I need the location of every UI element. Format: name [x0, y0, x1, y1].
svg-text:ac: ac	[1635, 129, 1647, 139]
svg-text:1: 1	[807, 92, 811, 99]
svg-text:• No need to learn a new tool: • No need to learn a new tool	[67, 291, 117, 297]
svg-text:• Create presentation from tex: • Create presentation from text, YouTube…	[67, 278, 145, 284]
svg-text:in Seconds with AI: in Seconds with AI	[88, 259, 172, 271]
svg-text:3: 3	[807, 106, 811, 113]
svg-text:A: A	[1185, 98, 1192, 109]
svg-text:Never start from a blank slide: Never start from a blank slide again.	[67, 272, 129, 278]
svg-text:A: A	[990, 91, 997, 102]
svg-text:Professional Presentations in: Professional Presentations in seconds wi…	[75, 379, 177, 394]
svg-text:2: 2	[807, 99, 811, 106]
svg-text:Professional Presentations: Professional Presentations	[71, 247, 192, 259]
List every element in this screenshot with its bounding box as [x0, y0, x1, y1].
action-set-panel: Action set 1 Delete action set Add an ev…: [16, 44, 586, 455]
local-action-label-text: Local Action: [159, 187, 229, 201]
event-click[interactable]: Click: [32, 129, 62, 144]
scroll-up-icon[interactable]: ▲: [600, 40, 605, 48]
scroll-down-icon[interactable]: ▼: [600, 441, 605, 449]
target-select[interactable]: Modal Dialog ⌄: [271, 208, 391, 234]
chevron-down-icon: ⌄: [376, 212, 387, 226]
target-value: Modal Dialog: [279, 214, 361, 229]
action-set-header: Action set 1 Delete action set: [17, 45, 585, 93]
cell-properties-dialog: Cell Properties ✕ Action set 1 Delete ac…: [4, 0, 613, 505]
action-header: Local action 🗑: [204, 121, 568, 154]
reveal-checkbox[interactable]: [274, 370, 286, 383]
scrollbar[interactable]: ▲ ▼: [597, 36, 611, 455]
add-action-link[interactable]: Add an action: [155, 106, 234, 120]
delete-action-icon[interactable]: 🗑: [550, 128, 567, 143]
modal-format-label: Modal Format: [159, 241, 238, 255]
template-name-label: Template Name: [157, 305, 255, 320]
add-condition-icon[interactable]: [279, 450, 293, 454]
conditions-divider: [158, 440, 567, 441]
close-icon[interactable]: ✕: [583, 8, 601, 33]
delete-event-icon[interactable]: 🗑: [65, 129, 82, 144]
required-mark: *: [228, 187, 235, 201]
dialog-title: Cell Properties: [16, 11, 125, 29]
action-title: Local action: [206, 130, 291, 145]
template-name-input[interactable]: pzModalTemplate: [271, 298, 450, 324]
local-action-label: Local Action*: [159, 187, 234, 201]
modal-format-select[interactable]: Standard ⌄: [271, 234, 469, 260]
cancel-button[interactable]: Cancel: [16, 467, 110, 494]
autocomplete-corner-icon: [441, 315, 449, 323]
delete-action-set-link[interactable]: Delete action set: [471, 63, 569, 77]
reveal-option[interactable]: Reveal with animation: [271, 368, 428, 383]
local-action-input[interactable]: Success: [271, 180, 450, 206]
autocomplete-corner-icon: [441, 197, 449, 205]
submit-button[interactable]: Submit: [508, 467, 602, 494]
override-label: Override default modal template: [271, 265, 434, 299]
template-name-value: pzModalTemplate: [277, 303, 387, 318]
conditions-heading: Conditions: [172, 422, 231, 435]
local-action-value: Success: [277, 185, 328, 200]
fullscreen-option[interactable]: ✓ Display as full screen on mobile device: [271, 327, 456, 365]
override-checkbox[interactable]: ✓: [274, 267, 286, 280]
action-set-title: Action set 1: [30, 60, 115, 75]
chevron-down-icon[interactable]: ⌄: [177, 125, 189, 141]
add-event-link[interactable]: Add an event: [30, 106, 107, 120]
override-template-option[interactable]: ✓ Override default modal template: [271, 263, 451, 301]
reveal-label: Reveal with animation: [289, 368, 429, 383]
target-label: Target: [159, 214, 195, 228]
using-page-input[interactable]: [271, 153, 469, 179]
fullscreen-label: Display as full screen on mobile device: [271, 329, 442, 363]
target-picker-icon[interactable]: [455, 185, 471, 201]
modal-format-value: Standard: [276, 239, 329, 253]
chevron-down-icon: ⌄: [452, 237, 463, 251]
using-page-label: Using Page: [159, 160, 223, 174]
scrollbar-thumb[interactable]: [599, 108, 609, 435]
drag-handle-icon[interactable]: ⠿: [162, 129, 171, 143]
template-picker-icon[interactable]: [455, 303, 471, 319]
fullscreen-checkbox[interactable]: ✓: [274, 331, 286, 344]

### [What is expected]
Arrange every line of the data above as a numbered list, leaving out any blank lines.

### [The output]
1. I need the location of every UI element. Format: name [x0, y0, x1, y1].
2. svg-text:ac: ac	[1635, 129, 1647, 139]
3. svg-text:1: 1	[807, 92, 811, 99]
4. svg-text:• No need to learn a new tool: • No need to learn a new tool	[67, 291, 117, 297]
5. svg-text:• Create presentation from tex: • Create presentation from text, YouTube…	[67, 278, 145, 284]
6. svg-text:in Seconds with AI: in Seconds with AI	[88, 259, 172, 271]
7. svg-text:3: 3	[807, 106, 811, 113]
8. svg-text:A: A	[1185, 98, 1192, 109]
9. svg-text:Never start from a blank slide: Never start from a blank slide again.	[67, 272, 129, 278]
10. svg-text:A: A	[990, 91, 997, 102]
11. svg-text:Professional Presentations in: Professional Presentations in seconds wi…	[75, 379, 177, 394]
12. svg-text:2: 2	[807, 99, 811, 106]
13. svg-text:Professional Presentations: Professional Presentations	[71, 247, 192, 259]
14. List every element in this screenshot with its bounding box as [x0, y0, x1, y1].
15. action-set-panel: Action set 1 Delete action set Add an ev…: [16, 44, 586, 455]
16. local-action-label-text: Local Action: [159, 187, 229, 201]
17. event-click[interactable]: Click: [32, 129, 62, 144]
18. scroll-up-icon[interactable]: ▲: [600, 40, 605, 48]
19. scroll-down-icon[interactable]: ▼: [600, 441, 605, 449]
20. target-select[interactable]: Modal Dialog ⌄: [271, 208, 391, 234]
21. chevron-down-icon: ⌄: [376, 212, 387, 226]
22. target-value: Modal Dialog: [279, 214, 361, 229]
23. action-set-header: Action set 1 Delete action set: [17, 45, 585, 93]
24. cell-properties-dialog: Cell Properties ✕ Action set 1 Delete ac…: [4, 0, 613, 505]
25. action-header: Local action 🗑: [204, 121, 568, 154]
26. reveal-checkbox[interactable]: [274, 370, 286, 383]
27. scrollbar[interactable]: ▲ ▼: [597, 36, 611, 455]
28. add-action-link[interactable]: Add an action: [155, 106, 234, 120]
29. delete-action-icon[interactable]: 🗑: [550, 128, 567, 143]
30. modal-format-label: Modal Format: [159, 241, 238, 255]
31. template-name-label: Template Name: [157, 305, 255, 320]
32. add-condition-icon[interactable]: [279, 450, 293, 454]
33. conditions-divider: [158, 440, 567, 441]
34. close-icon[interactable]: ✕: [583, 8, 601, 33]
35. delete-event-icon[interactable]: 🗑: [65, 129, 82, 144]
36. required-mark: *: [228, 187, 235, 201]
37. dialog-title: Cell Properties: [16, 11, 125, 29]
38. action-title: Local action: [206, 130, 291, 145]
39. template-name-input[interactable]: pzModalTemplate: [271, 298, 450, 324]
40. local-action-label: Local Action*: [159, 187, 234, 201]
41. modal-format-select[interactable]: Standard ⌄: [271, 234, 469, 260]
42. cancel-button[interactable]: Cancel: [16, 467, 110, 494]
43. autocomplete-corner-icon: [441, 315, 449, 323]
44. delete-action-set-link[interactable]: Delete action set: [471, 63, 569, 77]
45. reveal-option[interactable]: Reveal with animation: [271, 368, 428, 383]
46. local-action-input[interactable]: Success: [271, 180, 450, 206]
47. autocomplete-corner-icon: [441, 197, 449, 205]
48. submit-button[interactable]: Submit: [508, 467, 602, 494]
49. override-label: Override default modal template: [271, 265, 434, 299]
50. template-name-value: pzModalTemplate: [277, 303, 387, 318]
51. conditions-heading: Conditions: [172, 422, 231, 435]
52. local-action-value: Success: [277, 185, 328, 200]
53. fullscreen-option[interactable]: ✓ Display as full screen on mobile device: [271, 327, 456, 365]
54. override-checkbox[interactable]: ✓: [274, 267, 286, 280]
55. action-set-title: Action set 1: [30, 60, 115, 75]
56. chevron-down-icon[interactable]: ⌄: [177, 125, 189, 141]
57. add-event-link[interactable]: Add an event: [30, 106, 107, 120]
58. override-template-option[interactable]: ✓ Override default modal template: [271, 263, 451, 301]
59. reveal-label: Reveal with animation: [289, 368, 429, 383]
60. target-label: Target: [159, 214, 195, 228]
61. using-page-input[interactable]: [271, 153, 469, 179]
62. fullscreen-label: Display as full screen on mobile device: [271, 329, 442, 363]
63. target-picker-icon[interactable]: [455, 185, 471, 201]
64. modal-format-value: Standard: [276, 239, 329, 253]
65. chevron-down-icon: ⌄: [452, 237, 463, 251]
66. using-page-label: Using Page: [159, 160, 223, 174]
67. scrollbar-thumb[interactable]: [599, 108, 609, 435]
68. drag-handle-icon[interactable]: ⠿: [162, 129, 171, 143]
69. template-picker-icon[interactable]: [455, 303, 471, 319]
70. fullscreen-checkbox[interactable]: ✓: [274, 331, 286, 344]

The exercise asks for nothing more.